◆ **Goal**:
From the records below, pull each line that has "become".

◆ **Data for the task**:
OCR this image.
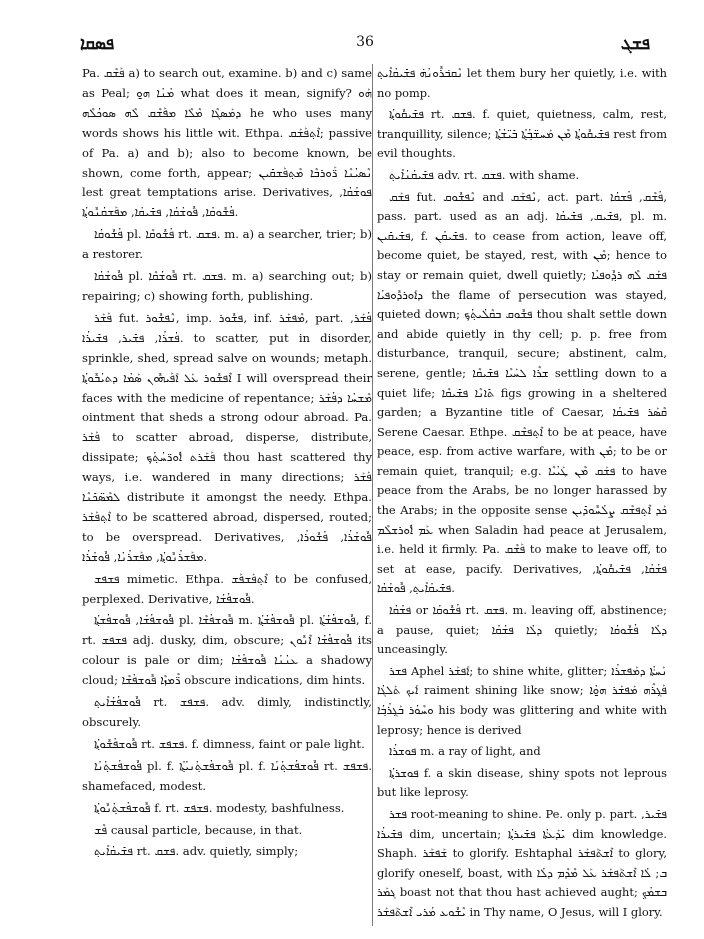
ܦܣܩܐ	36	ܦܫܓ

Pa. ܦܰܫܶܩ a) to search out, examine. b) and c) same as Peal; ܡܳܢܳܐ ܗ̱ܘ what does it mean, signify? ܗܰܘ ܕܡܰܣܓܶܐ ܡܶܠܶܐ ܡܦܰܫܶܩ ܠܶܗ ܣܘܟܳܠܶܗ he who uses many words shows his little wit. Ethpa. ܐܶܬ݂ܦܰܫܰܩ; passive of Pa. a) and b); also to become known, be shown, come forth, appear; ܢܶܣܝܳܢܶܐ ܪ̈ܰܘܪܒܶܐ ܡܶܬ݂ܦܰܫܩܺܝܢ lest great temptations arise. Derivatives, ܦܘܫܳܩܳܐ, ܦܳܫܽܘܩܳܐ, ܦܽܘܫܳܩܳܐ, ܦܫܺܝܩܳܐ, ܡܦܰܫܩܳܢܽܘܬ݂ܳܐ.

ܦܳܫܽܘܩܳܐ pl. ܦܳܫܽܘܩܶܐ rt. ܦܫܩ. m. a) a searcher, trier; b) a restorer.

ܦܽܘܫܳܩܳܐ pl. ܦܽܘܫܳܩܶܐ rt. ܦܫܩ. m. a) searching out; b) repairing; c) showing forth, publishing.

ܦܰܫܰܪ fut. ܢܶܦܫܽܘܪ, imp. ܦܫܽܘܪ, inf. ܡܶܦܫܰܪ, part. ܦܳܫܰܪ, ܦܳܫܪܳܐ, ܦܫܺܝܪ, ܦܫܺܝܪܳܐ. to scatter, put in disorder, sprinkle, shed, spread salve on wounds; metaph. ܐܶܦܫܽܘܪ ܥܰܠ ܐܰܦܰܝܗܽܘܢ ܣܰܡܳܐ ܕܬܝܳܒܽܘܬ݂ܳܐ I will overspread their faces with the medicine of repentance; ܡܶܫܚܳܐ ܕܦܳܫܰܪ ointment that sheds a strong odour abroad. Pa. ܦܰܫܰܪ to scatter abroad, disperse, distribute, dissipate; ܦܰܫܰܪܬ ܐܽܘܪ̈ܚܳܬ݂ܳܟ݂ thou hast scattered thy ways, i.e. wandered in many directions; ܦܰܫܰܪ ܠܡܶܣ̈ܟܺܢܶܐ distribute it amongst the needy. Ethpa. ܐܶܬ݂ܦܰܫܰܪ to be scattered abroad, dispersed, routed; to be overspread. Derivatives, ܦܽܘܫܳܪܳܐ, ܦܳܫܽܘܪܳܐ, ܡܦܰܫܪܳܢܽܘܬ݂ܳܐ, ܡܦܰܫܪܳܢܳܐ, ܦܽܘܫܳܪܳܐ.

ܦܫܦܫ mimetic. Ethpa. ܐܶܬ݂ܦܰܫܦܰܫ to be confused, perplexed. Derivative, ܦܽܘܫܦܳܫܳܐ.

ܦܽܘܫܦܳܫܳܐ, ܦܽܘܫܦܳܫܬ݂ܳܐ pl. ܦܽܘܫܦܳܫܶܐ m. ܦܽܘܫܦܳܫܳܬ݂ܳܐ pl. ܦܽܘܫܦܳܫܳܬ݂ܳܐ, f. rt. ܦܫܦܫ adj. dusky, dim, obscure; ܦܽܘܫܦܳܫܳܐ ܐܶܢܽܘܢ its colour is pale or dim; ܥܢܳܢܳܐ ܦܽܘܫܦܳܫܳܐ a shadowy cloud; ܪ̈ܶܡܙܶܐ ܦܽܘܫܦܳܫܶܐ obscure indications, dim hints.

ܦܽܘܫܦܳܫܳܐܺܝܬ݂ rt. ܦܫܦܫ. adv. dimly, indistinctly, obscurely.

ܦܽܘܫܦܳܫܽܘܬ݂ܳܐ rt. ܦܫܦܫ. f. dimness, faint or pale light.

ܦܽܘܫܦܳܫܬ݂ܳܢܳܐ pl. f. ܦܽܘܫܦܳܫܬ݂ܳܢܝܳܬ݂ܳܐ pl. f. ܦܽܘܫܦܳܫܬ݂ܳܢܳܐ rt. ܦܫܦܫ. shamefaced, modest.

ܦܽܘܫܦܳܫܬ݂ܳܢܽܘܬ݂ܳܐ f. rt. ܦܫܦܫ. modesty, bashfulness.

ܦܶܫ causal particle, because, in that.

ܦܫܺܝܩܳܐܺܝܬ݂ rt. ܦܫܩ. adv. quietly, simply;

ܢܶܩܒ݁ܪܽܘܢܳܗ̇ ܦܫܺܝܩܳܐܺܝܬ݂ let them bury her quietly, i.e. with no pomp.

ܦܫܺܝܩܽܘܬ݂ܳܐ rt. ܦܫܩ. f. quiet, quietness, calm, rest, tranquillity, silence; ܦܫܺܝܩܽܘܬ݂ܳܐ ܡܶܢ ܡܰܚܫ̈ܒ݂ܳܬ݂ܳܐ ܒܺܝ̈ܫܳܬ݂ܳܐ rest from evil thoughts.

ܦܫܺܝܩܳܢܳܐܺܝܬ݂ adv. rt. ܦܫܩ. with shame.

ܦܫܰܩ fut. ܢܶܦܫܽܘܩ and ܢܶܦܫܰܩ, act. part. ܦܳܫܶܩ, ܦܳܫܩܳܐ, pass. part. used as an adj. ܦܫܺܝܩ, ܦܫܺܝܩܳܐ, pl. m. ܦܫܺܝܩܺܝܢ, f. ܦܫܺܝܩܳܢ. to cease from action, leave off, become quiet, be stayed, rest, with ܡܶܢ; hence to stay or remain quiet, dwell quietly; ܦܫܰܩ ܠܶܗ ܪܕ݂ܽܘܦܝܳܐ ܕܐܰܘܪܕܽܘܦܝܳܐ the flame of persecution was stayed, quieted down; ܦܫܽܘܩ ܒܩܶܠܳܝܬ݂ܳܟ݂ thou shalt settle down and abide quietly in thy cell; p. p. free from disturbance, tranquil, secure; abstinent, calm, serene, gentle; ܫܪܶܐ ܠܚܰܝܶܐ ܦܫܺܝܩܶܐ settling down to a quiet life; ܬܺܐܢܶܐ ܦܫܺܝܩܶܐ figs growing in a sheltered garden; a Byzantine title of Caesar, ܩܶܣܰܪ ܦܫܺܝܩܳܐ Serene Caesar. Ethpe. ܐܶܬ݂ܦܫܶܩ to be at peace, have peace, esp. from active warfare, with ܡܶܢ; to be or remain quiet, tranquil; e.g. ܦܫܰܩ ܡܶܢ ܛܰܝܳܝܶܐ to have peace from the Arabs, be no longer harassed by the Arabs; in the opposite sense ܟܰܕ ܐܶܬ݂ܦܫܶܩ ܨܠܳܚܽܘܕܺܝܢ ܥܰܡ ܐܽܘܪܫܠܶܡ when Saladin had peace at Jerusalem, i.e. held it firmly. Pa. ܦܰܫܶܩ to make to leave off, to set at ease, pacify. Derivatives, ܦܫܳܩܳܐ, ܦܫܺܝܩܽܘܬ݂ܳܐ, ܦܫܺܝܩܳܐܺܝܬ݂, ܦܽܘܫܳܩܳܐ.

ܦܫܳܩܳܐ or ܦܳܫܽܘܩܳܐ rt. ܦܫܩ. m. leaving off, abstinence; a pause, quiet; ܕܠܳܐ ܦܫܳܩܳܐ quietly; ܕܠܳܐ ܦܳܫܽܘܩܳܐ unceasingly.

ܦܫܪ Aphel ܐܰܦܫܰܪ; to shine white, glitter; ܢܰܚܬ݁ܳܐ ܕܡܰܦܫܪܳܐ ܐܰܝܟ ܬܰܠܓܳܐ raiment shining like snow; ܦܰܓ݂ܪܶܗ ܡܰܦܫܰܪ ܗ̱ܘܳܐ ܘܚܶܘܳܪ ܒܰܓ݂ܪܳܒ݂ܳܐ his body was glittering and white with leprosy; hence is derived

ܦܘܫܪܳܐ m. a ray of light, and

ܦܘܫܪܬ݂ܳܐ f. a skin disease, shiny spots not leprous but like leprosy.

ܦܫܪ root-meaning to shine. Pe. only p. part. ܦܫܺܝܪ, ܦܫܺܝܪܳܐ dim, uncertain; ܝܺܕܰܥܬ݁ܳܐ ܦܫܺܝܪܬ݂ܳܐ dim knowledge. Shaph. ܫܰܦܫܰܪ to glorify. Eshtaphal ܐܶܫܬ݁ܰܦܫܰܪ to glory, glorify oneself, boast, with ܒ; ܠܳܐ ܐܶܫܬ݁ܰܦܫܰܪ ܥܰܠ ܡܶܕܶܡ ܕܠܳܐ ܓܡܰܪ boast not that thou hast achieved aught; ܒܫܡܳܟ݂ ܝܶܫܽܘܥ ܡܳܪܝ ܐܶܫܬ݁ܰܦܫܰܪ in Thy name, O Jesus, will I glory.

◆ **Exercise result**:
Pa. ܦܰܫܶܩ a) to search out, examine. b) and c) same as Peal; ܡܳܢܳܐ ܗ̱ܘ what does it mean, signify? ܗܰܘ ܕܡܰܣܓܶܐ ܡܶܠܶܐ ܡܦܰܫܶܩ ܠܶܗ ܣܘܟܳܠܶܗ he who uses many words shows his little wit. Ethpa. ܐܶܬ݂ܦܰܫܰܩ; passive of Pa. a) and b); also to become known, be shown, come forth, appear; ܢܶܣܝܳܢܶܐ ܪ̈ܰܘܪܒܶܐ ܡܶܬ݂ܦܰܫܩܺܝܢ lest great temptations arise. Derivatives, ܦܘܫܳܩܳܐ, ܦܳܫܽܘܩܳܐ, ܦܽܘܫܳܩܳܐ, ܦܫܺܝܩܳܐ, ܡܦܰܫܩܳܢܽܘܬ݂ܳܐ.
ܦܫܰܩ fut. ܢܶܦܫܽܘܩ and ܢܶܦܫܰܩ, act. part. ܦܳܫܶܩ, ܦܳܫܩܳܐ, pass. part. used as an adj. ܦܫܺܝܩ, ܦܫܺܝܩܳܐ, pl. m. ܦܫܺܝܩܺܝܢ, f. ܦܫܺܝܩܳܢ. to cease from action, leave off, become quiet, be stayed, rest, with ܡܶܢ; hence to stay or remain quiet, dwell quietly; ܦܫܰܩ ܠܶܗ ܪܕ݂ܽܘܦܝܳܐ ܕܐܰܘܪܕܽܘܦܝܳܐ the flame of persecution was stayed, quieted down; ܦܫܽܘܩ ܒܩܶܠܳܝܬ݂ܳܟ݂ thou shalt settle down and abide quietly in thy cell; p. p. free from disturbance, tranquil, secure; abstinent, calm, serene, gentle; ܫܪܶܐ ܠܚܰܝܶܐ ܦܫܺܝܩܶܐ settling down to a quiet life; ܬܺܐܢܶܐ ܦܫܺܝܩܶܐ figs growing in a sheltered garden; a Byzantine title of Caesar, ܩܶܣܰܪ ܦܫܺܝܩܳܐ Serene Caesar. Ethpe. ܐܶܬ݂ܦܫܶܩ to be at peace, have peace, esp. from active warfare, with ܡܶܢ; to be or remain quiet, tranquil; e.g. ܦܫܰܩ ܡܶܢ ܛܰܝܳܝܶܐ to have peace from the Arabs, be no longer harassed by the Arabs; in the opposite sense ܟܰܕ ܐܶܬ݂ܦܫܶܩ ܨܠܳܚܽܘܕܺܝܢ ܥܰܡ ܐܽܘܪܫܠܶܡ when Saladin had peace at Jerusalem, i.e. held it firmly. Pa. ܦܰܫܶܩ to make to leave off, to set at ease, pacify. Derivatives, ܦܫܳܩܳܐ, ܦܫܺܝܩܽܘܬ݂ܳܐ, ܦܫܺܝܩܳܐܺܝܬ݂, ܦܽܘܫܳܩܳܐ.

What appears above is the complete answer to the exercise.